● Entries provided:
********
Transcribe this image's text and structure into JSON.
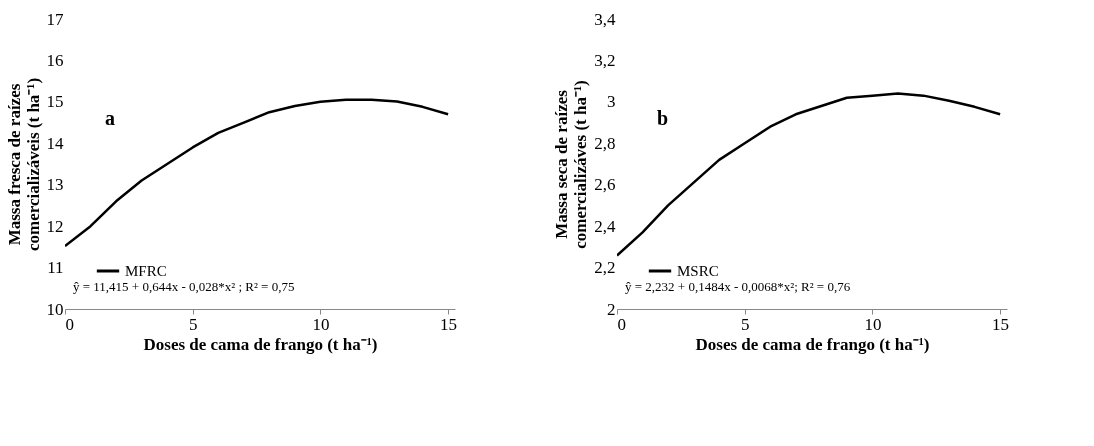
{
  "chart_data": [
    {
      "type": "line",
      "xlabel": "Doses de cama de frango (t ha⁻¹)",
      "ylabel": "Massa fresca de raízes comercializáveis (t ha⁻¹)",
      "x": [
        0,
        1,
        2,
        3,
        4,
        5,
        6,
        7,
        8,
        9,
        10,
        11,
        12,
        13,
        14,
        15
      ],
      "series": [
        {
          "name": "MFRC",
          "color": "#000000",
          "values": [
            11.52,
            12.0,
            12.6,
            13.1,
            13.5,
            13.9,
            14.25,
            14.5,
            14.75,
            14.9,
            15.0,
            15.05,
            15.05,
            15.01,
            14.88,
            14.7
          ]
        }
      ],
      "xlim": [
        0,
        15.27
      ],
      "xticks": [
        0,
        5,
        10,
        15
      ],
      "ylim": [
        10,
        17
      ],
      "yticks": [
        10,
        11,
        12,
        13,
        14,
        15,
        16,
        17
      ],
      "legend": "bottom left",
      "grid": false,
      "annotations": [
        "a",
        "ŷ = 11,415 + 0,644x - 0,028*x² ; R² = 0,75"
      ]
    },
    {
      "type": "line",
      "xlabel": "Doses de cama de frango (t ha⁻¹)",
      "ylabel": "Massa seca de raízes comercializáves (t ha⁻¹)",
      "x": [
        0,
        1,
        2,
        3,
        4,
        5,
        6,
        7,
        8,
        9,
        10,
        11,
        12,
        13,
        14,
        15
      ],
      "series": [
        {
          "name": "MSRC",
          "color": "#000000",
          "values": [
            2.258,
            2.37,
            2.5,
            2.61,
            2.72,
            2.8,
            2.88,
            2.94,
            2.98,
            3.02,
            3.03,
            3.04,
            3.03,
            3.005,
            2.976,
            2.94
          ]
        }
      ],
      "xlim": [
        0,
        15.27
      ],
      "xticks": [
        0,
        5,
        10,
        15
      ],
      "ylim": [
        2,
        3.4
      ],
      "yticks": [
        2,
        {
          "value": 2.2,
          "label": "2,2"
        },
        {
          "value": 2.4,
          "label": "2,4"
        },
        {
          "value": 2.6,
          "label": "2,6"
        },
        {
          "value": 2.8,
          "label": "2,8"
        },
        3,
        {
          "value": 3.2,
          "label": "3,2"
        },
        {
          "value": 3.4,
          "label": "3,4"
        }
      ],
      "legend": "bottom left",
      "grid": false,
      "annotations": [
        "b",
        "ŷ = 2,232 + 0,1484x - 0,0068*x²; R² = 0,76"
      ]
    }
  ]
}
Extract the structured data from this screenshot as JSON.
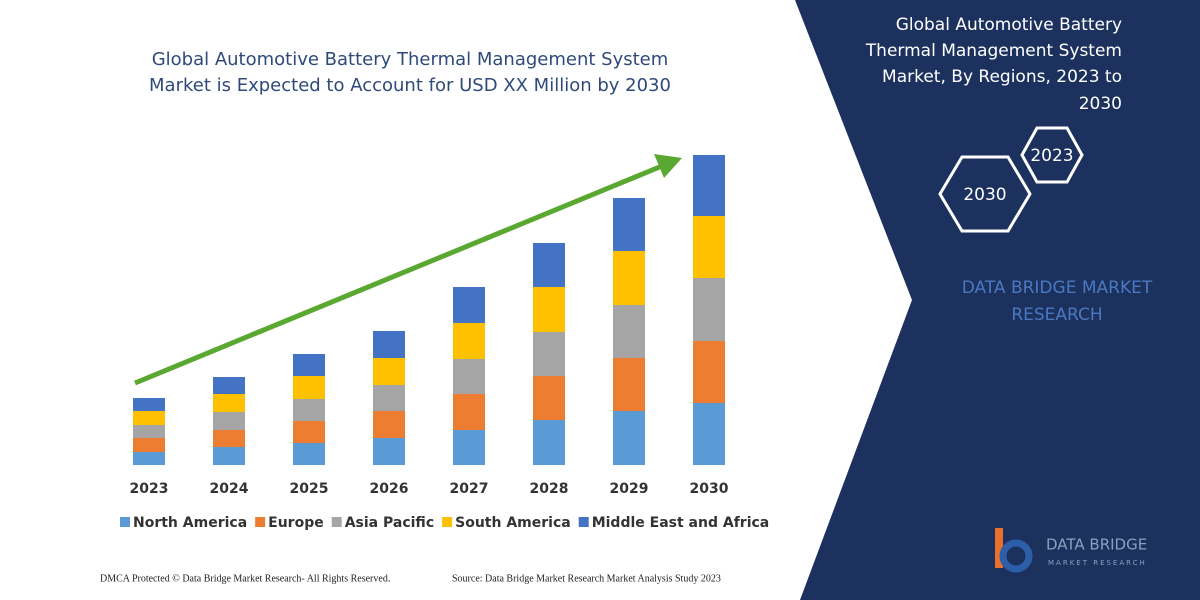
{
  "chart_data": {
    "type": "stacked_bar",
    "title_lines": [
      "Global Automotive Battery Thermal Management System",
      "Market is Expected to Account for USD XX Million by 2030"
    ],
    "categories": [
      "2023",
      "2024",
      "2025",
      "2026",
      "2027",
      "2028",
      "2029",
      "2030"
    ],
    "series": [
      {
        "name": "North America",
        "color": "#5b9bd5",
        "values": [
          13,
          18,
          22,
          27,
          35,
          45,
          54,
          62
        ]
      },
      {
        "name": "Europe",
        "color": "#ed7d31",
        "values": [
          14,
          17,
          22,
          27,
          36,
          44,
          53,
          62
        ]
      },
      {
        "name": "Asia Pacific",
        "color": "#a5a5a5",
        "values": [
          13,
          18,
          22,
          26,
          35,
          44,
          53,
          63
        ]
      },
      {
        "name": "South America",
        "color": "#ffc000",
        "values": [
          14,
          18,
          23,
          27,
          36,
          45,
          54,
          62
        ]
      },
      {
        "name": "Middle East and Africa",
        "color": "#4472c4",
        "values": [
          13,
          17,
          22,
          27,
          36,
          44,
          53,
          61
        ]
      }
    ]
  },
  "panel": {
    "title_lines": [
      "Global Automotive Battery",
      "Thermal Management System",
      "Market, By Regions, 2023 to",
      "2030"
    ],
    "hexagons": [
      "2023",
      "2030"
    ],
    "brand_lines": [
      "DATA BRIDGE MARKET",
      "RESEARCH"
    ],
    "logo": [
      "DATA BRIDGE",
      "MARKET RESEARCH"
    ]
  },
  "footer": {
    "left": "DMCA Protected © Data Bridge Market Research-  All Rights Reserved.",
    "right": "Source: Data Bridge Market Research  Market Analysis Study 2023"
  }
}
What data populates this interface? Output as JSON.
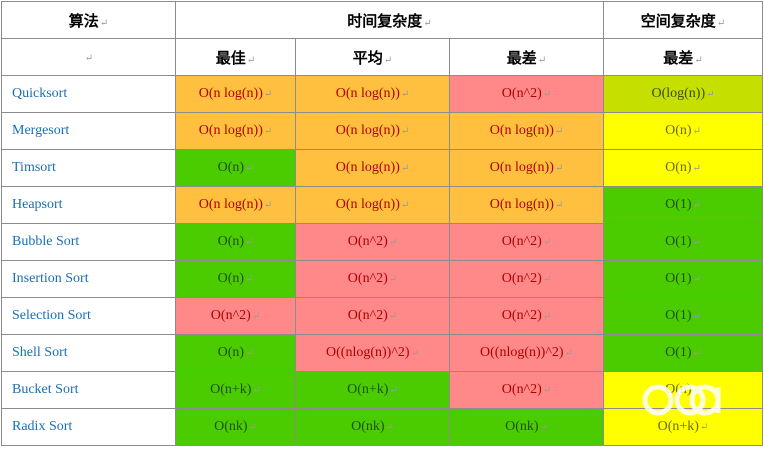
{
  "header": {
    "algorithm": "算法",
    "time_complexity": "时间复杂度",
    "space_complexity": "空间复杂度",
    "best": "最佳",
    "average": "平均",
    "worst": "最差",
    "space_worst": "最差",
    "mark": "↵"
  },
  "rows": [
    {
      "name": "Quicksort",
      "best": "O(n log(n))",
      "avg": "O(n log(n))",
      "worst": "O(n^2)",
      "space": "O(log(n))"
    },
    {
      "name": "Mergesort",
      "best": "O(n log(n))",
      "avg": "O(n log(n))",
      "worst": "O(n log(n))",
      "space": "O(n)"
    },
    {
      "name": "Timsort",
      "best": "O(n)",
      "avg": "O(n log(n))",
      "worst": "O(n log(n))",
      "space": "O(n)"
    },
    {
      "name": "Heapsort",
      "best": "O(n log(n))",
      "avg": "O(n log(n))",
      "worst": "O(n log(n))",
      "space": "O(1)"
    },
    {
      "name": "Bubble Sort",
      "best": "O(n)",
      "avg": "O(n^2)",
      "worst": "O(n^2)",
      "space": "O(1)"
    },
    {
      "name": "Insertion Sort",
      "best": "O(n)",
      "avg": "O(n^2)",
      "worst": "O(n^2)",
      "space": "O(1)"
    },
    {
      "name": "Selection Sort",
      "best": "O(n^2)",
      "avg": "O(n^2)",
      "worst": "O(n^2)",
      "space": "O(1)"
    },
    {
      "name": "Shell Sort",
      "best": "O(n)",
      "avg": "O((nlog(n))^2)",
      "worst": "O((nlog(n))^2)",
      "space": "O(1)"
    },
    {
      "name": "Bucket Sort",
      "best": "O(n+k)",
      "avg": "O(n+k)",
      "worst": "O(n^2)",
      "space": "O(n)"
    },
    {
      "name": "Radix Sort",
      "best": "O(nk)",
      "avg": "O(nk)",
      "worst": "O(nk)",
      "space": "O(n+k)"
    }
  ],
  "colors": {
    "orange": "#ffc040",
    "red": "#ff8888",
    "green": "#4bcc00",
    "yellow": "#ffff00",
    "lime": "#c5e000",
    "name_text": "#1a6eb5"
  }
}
********
● Short exercise: Print out the lines exactly, skipping any picture.

● Solution to this problem:
Transcribe this image's text and structure into JSON.
{
  "chart_data": [
    {
      "type": "line",
      "xlabel": "Doses de cama de frango (t ha⁻¹)",
      "ylabel": "Massa fresca de raízes comercializáveis (t ha⁻¹)",
      "x": [
        0,
        1,
        2,
        3,
        4,
        5,
        6,
        7,
        8,
        9,
        10,
        11,
        12,
        13,
        14,
        15
      ],
      "series": [
        {
          "name": "MFRC",
          "color": "#000000",
          "values": [
            11.52,
            12.0,
            12.6,
            13.1,
            13.5,
            13.9,
            14.25,
            14.5,
            14.75,
            14.9,
            15.0,
            15.05,
            15.05,
            15.01,
            14.88,
            14.7
          ]
        }
      ],
      "xlim": [
        0,
        15.27
      ],
      "xticks": [
        0,
        5,
        10,
        15
      ],
      "ylim": [
        10,
        17
      ],
      "yticks": [
        10,
        11,
        12,
        13,
        14,
        15,
        16,
        17
      ],
      "legend": "bottom left",
      "grid": false,
      "annotations": [
        "a",
        "ŷ = 11,415 + 0,644x - 0,028*x² ; R² = 0,75"
      ]
    },
    {
      "type": "line",
      "xlabel": "Doses de cama de frango (t ha⁻¹)",
      "ylabel": "Massa seca de raízes comercializáves (t ha⁻¹)",
      "x": [
        0,
        1,
        2,
        3,
        4,
        5,
        6,
        7,
        8,
        9,
        10,
        11,
        12,
        13,
        14,
        15
      ],
      "series": [
        {
          "name": "MSRC",
          "color": "#000000",
          "values": [
            2.258,
            2.37,
            2.5,
            2.61,
            2.72,
            2.8,
            2.88,
            2.94,
            2.98,
            3.02,
            3.03,
            3.04,
            3.03,
            3.005,
            2.976,
            2.94
          ]
        }
      ],
      "xlim": [
        0,
        15.27
      ],
      "xticks": [
        0,
        5,
        10,
        15
      ],
      "ylim": [
        2,
        3.4
      ],
      "yticks": [
        2,
        {
          "value": 2.2,
          "label": "2,2"
        },
        {
          "value": 2.4,
          "label": "2,4"
        },
        {
          "value": 2.6,
          "label": "2,6"
        },
        {
          "value": 2.8,
          "label": "2,8"
        },
        3,
        {
          "value": 3.2,
          "label": "3,2"
        },
        {
          "value": 3.4,
          "label": "3,4"
        }
      ],
      "legend": "bottom left",
      "grid": false,
      "annotations": [
        "b",
        "ŷ = 2,232 + 0,1484x - 0,0068*x²; R² = 0,76"
      ]
    }
  ]
}
Extract the structured data from this screenshot as JSON.
{
  "chart_data": {
    "type": "stacked_bar",
    "title_lines": [
      "Global Automotive Battery Thermal Management System",
      "Market is Expected to Account for USD XX Million by 2030"
    ],
    "categories": [
      "2023",
      "2024",
      "2025",
      "2026",
      "2027",
      "2028",
      "2029",
      "2030"
    ],
    "series": [
      {
        "name": "North America",
        "color": "#5b9bd5",
        "values": [
          13,
          18,
          22,
          27,
          35,
          45,
          54,
          62
        ]
      },
      {
        "name": "Europe",
        "color": "#ed7d31",
        "values": [
          14,
          17,
          22,
          27,
          36,
          44,
          53,
          62
        ]
      },
      {
        "name": "Asia Pacific",
        "color": "#a5a5a5",
        "values": [
          13,
          18,
          22,
          26,
          35,
          44,
          53,
          63
        ]
      },
      {
        "name": "South America",
        "color": "#ffc000",
        "values": [
          14,
          18,
          23,
          27,
          36,
          45,
          54,
          62
        ]
      },
      {
        "name": "Middle East and Africa",
        "color": "#4472c4",
        "values": [
          13,
          17,
          22,
          27,
          36,
          44,
          53,
          61
        ]
      }
    ]
  },
  "panel": {
    "title_lines": [
      "Global Automotive Battery",
      "Thermal Management System",
      "Market, By Regions, 2023 to",
      "2030"
    ],
    "hexagons": [
      "2023",
      "2030"
    ],
    "brand_lines": [
      "DATA BRIDGE MARKET",
      "RESEARCH"
    ],
    "logo": [
      "DATA BRIDGE",
      "MARKET RESEARCH"
    ]
  },
  "footer": {
    "left": "DMCA Protected © Data Bridge Market Research-  All Rights Reserved.",
    "right": "Source: Data Bridge Market Research  Market Analysis Study 2023"
  }
}
What data populates this interface? Output as JSON.
{
  "header": {
    "algorithm": "算法",
    "time_complexity": "时间复杂度",
    "space_complexity": "空间复杂度",
    "best": "最佳",
    "average": "平均",
    "worst": "最差",
    "space_worst": "最差",
    "mark": "↵"
  },
  "rows": [
    {
      "name": "Quicksort",
      "best": "O(n log(n))",
      "avg": "O(n log(n))",
      "worst": "O(n^2)",
      "space": "O(log(n))"
    },
    {
      "name": "Mergesort",
      "best": "O(n log(n))",
      "avg": "O(n log(n))",
      "worst": "O(n log(n))",
      "space": "O(n)"
    },
    {
      "name": "Timsort",
      "best": "O(n)",
      "avg": "O(n log(n))",
      "worst": "O(n log(n))",
      "space": "O(n)"
    },
    {
      "name": "Heapsort",
      "best": "O(n log(n))",
      "avg": "O(n log(n))",
      "worst": "O(n log(n))",
      "space": "O(1)"
    },
    {
      "name": "Bubble Sort",
      "best": "O(n)",
      "avg": "O(n^2)",
      "worst": "O(n^2)",
      "space": "O(1)"
    },
    {
      "name": "Insertion Sort",
      "best": "O(n)",
      "avg": "O(n^2)",
      "worst": "O(n^2)",
      "space": "O(1)"
    },
    {
      "name": "Selection Sort",
      "best": "O(n^2)",
      "avg": "O(n^2)",
      "worst": "O(n^2)",
      "space": "O(1)"
    },
    {
      "name": "Shell Sort",
      "best": "O(n)",
      "avg": "O((nlog(n))^2)",
      "worst": "O((nlog(n))^2)",
      "space": "O(1)"
    },
    {
      "name": "Bucket Sort",
      "best": "O(n+k)",
      "avg": "O(n+k)",
      "worst": "O(n^2)",
      "space": "O(n)"
    },
    {
      "name": "Radix Sort",
      "best": "O(nk)",
      "avg": "O(nk)",
      "worst": "O(nk)",
      "space": "O(n+k)"
    }
  ],
  "colors": {
    "orange": "#ffc040",
    "red": "#ff8888",
    "green": "#4bcc00",
    "yellow": "#ffff00",
    "lime": "#c5e000",
    "name_text": "#1a6eb5"
  }
}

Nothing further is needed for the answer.